'''

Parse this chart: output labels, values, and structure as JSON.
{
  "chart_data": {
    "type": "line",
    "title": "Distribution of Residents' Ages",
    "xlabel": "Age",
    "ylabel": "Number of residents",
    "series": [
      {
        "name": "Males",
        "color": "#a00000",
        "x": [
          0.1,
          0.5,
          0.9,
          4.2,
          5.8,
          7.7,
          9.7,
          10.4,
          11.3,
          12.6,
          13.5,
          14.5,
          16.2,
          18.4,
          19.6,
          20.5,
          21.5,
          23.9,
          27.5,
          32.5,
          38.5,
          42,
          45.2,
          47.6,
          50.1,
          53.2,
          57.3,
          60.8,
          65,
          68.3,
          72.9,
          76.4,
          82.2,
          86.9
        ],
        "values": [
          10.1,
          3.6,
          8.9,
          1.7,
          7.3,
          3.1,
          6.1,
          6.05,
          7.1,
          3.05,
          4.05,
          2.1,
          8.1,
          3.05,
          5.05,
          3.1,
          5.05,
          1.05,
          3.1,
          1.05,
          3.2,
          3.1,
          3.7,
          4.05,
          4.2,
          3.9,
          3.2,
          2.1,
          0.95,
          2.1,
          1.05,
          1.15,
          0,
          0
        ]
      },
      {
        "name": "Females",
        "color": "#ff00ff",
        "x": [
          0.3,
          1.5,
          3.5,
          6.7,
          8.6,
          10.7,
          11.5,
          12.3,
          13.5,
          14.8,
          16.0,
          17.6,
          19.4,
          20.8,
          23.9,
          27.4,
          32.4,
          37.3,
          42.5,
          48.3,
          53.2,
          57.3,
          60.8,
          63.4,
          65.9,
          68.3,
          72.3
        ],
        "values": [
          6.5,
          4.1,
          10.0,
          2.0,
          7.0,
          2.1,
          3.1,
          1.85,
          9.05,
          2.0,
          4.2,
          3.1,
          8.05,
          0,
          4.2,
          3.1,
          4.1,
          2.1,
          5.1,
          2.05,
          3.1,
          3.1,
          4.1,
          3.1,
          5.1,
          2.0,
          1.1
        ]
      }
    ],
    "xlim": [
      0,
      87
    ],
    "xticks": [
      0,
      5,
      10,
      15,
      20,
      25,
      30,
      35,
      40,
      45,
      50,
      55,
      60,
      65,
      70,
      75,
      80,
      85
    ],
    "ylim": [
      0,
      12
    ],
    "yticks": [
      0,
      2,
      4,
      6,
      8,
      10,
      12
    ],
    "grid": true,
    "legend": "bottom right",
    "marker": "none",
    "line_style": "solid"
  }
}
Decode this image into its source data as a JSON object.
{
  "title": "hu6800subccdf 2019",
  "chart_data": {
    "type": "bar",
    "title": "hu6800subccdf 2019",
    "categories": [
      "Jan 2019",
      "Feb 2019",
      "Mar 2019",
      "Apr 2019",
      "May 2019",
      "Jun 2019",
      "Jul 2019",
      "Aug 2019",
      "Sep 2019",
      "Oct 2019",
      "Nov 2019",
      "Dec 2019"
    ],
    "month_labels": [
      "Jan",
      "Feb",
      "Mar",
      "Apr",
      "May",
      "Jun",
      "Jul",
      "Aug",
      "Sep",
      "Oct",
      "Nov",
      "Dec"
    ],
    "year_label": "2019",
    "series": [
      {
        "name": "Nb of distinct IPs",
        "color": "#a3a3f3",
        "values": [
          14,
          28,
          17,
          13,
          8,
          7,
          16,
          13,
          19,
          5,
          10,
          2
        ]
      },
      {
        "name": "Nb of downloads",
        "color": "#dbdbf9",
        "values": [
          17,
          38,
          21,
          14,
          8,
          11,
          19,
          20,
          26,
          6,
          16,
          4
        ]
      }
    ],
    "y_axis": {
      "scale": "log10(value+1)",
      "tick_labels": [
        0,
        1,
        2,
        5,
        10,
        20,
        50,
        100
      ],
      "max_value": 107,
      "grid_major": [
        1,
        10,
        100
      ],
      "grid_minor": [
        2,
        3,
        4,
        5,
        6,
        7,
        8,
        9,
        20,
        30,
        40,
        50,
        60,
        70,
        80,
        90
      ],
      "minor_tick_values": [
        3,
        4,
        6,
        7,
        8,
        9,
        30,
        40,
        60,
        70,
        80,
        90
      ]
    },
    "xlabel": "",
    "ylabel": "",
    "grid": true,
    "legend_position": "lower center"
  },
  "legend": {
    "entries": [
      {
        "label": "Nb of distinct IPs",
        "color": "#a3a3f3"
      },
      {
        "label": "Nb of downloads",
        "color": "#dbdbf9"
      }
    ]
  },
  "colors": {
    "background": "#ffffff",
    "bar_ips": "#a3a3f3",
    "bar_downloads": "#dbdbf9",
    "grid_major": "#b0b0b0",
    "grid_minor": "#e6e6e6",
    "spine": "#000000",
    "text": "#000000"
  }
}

'''

Write the data back out verbatim.

**Task answer**
Parse this chart: output labels, values, and structure as JSON.
{
  "chart_data": {
    "type": "line",
    "title": "Distribution of Residents' Ages",
    "xlabel": "Age",
    "ylabel": "Number of residents",
    "series": [
      {
        "name": "Males",
        "color": "#a00000",
        "x": [
          0.1,
          0.5,
          0.9,
          4.2,
          5.8,
          7.7,
          9.7,
          10.4,
          11.3,
          12.6,
          13.5,
          14.5,
          16.2,
          18.4,
          19.6,
          20.5,
          21.5,
          23.9,
          27.5,
          32.5,
          38.5,
          42,
          45.2,
          47.6,
          50.1,
          53.2,
          57.3,
          60.8,
          65,
          68.3,
          72.9,
          76.4,
          82.2,
          86.9
        ],
        "values": [
          10.1,
          3.6,
          8.9,
          1.7,
          7.3,
          3.1,
          6.1,
          6.05,
          7.1,
          3.05,
          4.05,
          2.1,
          8.1,
          3.05,
          5.05,
          3.1,
          5.05,
          1.05,
          3.1,
          1.05,
          3.2,
          3.1,
          3.7,
          4.05,
          4.2,
          3.9,
          3.2,
          2.1,
          0.95,
          2.1,
          1.05,
          1.15,
          0,
          0
        ]
      },
      {
        "name": "Females",
        "color": "#ff00ff",
        "x": [
          0.3,
          1.5,
          3.5,
          6.7,
          8.6,
          10.7,
          11.5,
          12.3,
          13.5,
          14.8,
          16.0,
          17.6,
          19.4,
          20.8,
          23.9,
          27.4,
          32.4,
          37.3,
          42.5,
          48.3,
          53.2,
          57.3,
          60.8,
          63.4,
          65.9,
          68.3,
          72.3
        ],
        "values": [
          6.5,
          4.1,
          10.0,
          2.0,
          7.0,
          2.1,
          3.1,
          1.85,
          9.05,
          2.0,
          4.2,
          3.1,
          8.05,
          0,
          4.2,
          3.1,
          4.1,
          2.1,
          5.1,
          2.05,
          3.1,
          3.1,
          4.1,
          3.1,
          5.1,
          2.0,
          1.1
        ]
      }
    ],
    "xlim": [
      0,
      87
    ],
    "xticks": [
      0,
      5,
      10,
      15,
      20,
      25,
      30,
      35,
      40,
      45,
      50,
      55,
      60,
      65,
      70,
      75,
      80,
      85
    ],
    "ylim": [
      0,
      12
    ],
    "yticks": [
      0,
      2,
      4,
      6,
      8,
      10,
      12
    ],
    "grid": true,
    "legend": "bottom right",
    "marker": "none",
    "line_style": "solid"
  }
}
Decode this image into its source data as a JSON object.
{
  "title": "hu6800subccdf 2019",
  "chart_data": {
    "type": "bar",
    "title": "hu6800subccdf 2019",
    "categories": [
      "Jan 2019",
      "Feb 2019",
      "Mar 2019",
      "Apr 2019",
      "May 2019",
      "Jun 2019",
      "Jul 2019",
      "Aug 2019",
      "Sep 2019",
      "Oct 2019",
      "Nov 2019",
      "Dec 2019"
    ],
    "month_labels": [
      "Jan",
      "Feb",
      "Mar",
      "Apr",
      "May",
      "Jun",
      "Jul",
      "Aug",
      "Sep",
      "Oct",
      "Nov",
      "Dec"
    ],
    "year_label": "2019",
    "series": [
      {
        "name": "Nb of distinct IPs",
        "color": "#a3a3f3",
        "values": [
          14,
          28,
          17,
          13,
          8,
          7,
          16,
          13,
          19,
          5,
          10,
          2
        ]
      },
      {
        "name": "Nb of downloads",
        "color": "#dbdbf9",
        "values": [
          17,
          38,
          21,
          14,
          8,
          11,
          19,
          20,
          26,
          6,
          16,
          4
        ]
      }
    ],
    "y_axis": {
      "scale": "log10(value+1)",
      "tick_labels": [
        0,
        1,
        2,
        5,
        10,
        20,
        50,
        100
      ],
      "max_value": 107,
      "grid_major": [
        1,
        10,
        100
      ],
      "grid_minor": [
        2,
        3,
        4,
        5,
        6,
        7,
        8,
        9,
        20,
        30,
        40,
        50,
        60,
        70,
        80,
        90
      ],
      "minor_tick_values": [
        3,
        4,
        6,
        7,
        8,
        9,
        30,
        40,
        60,
        70,
        80,
        90
      ]
    },
    "xlabel": "",
    "ylabel": "",
    "grid": true,
    "legend_position": "lower center"
  },
  "legend": {
    "entries": [
      {
        "label": "Nb of distinct IPs",
        "color": "#a3a3f3"
      },
      {
        "label": "Nb of downloads",
        "color": "#dbdbf9"
      }
    ]
  },
  "colors": {
    "background": "#ffffff",
    "bar_ips": "#a3a3f3",
    "bar_downloads": "#dbdbf9",
    "grid_major": "#b0b0b0",
    "grid_minor": "#e6e6e6",
    "spine": "#000000",
    "text": "#000000"
  }
}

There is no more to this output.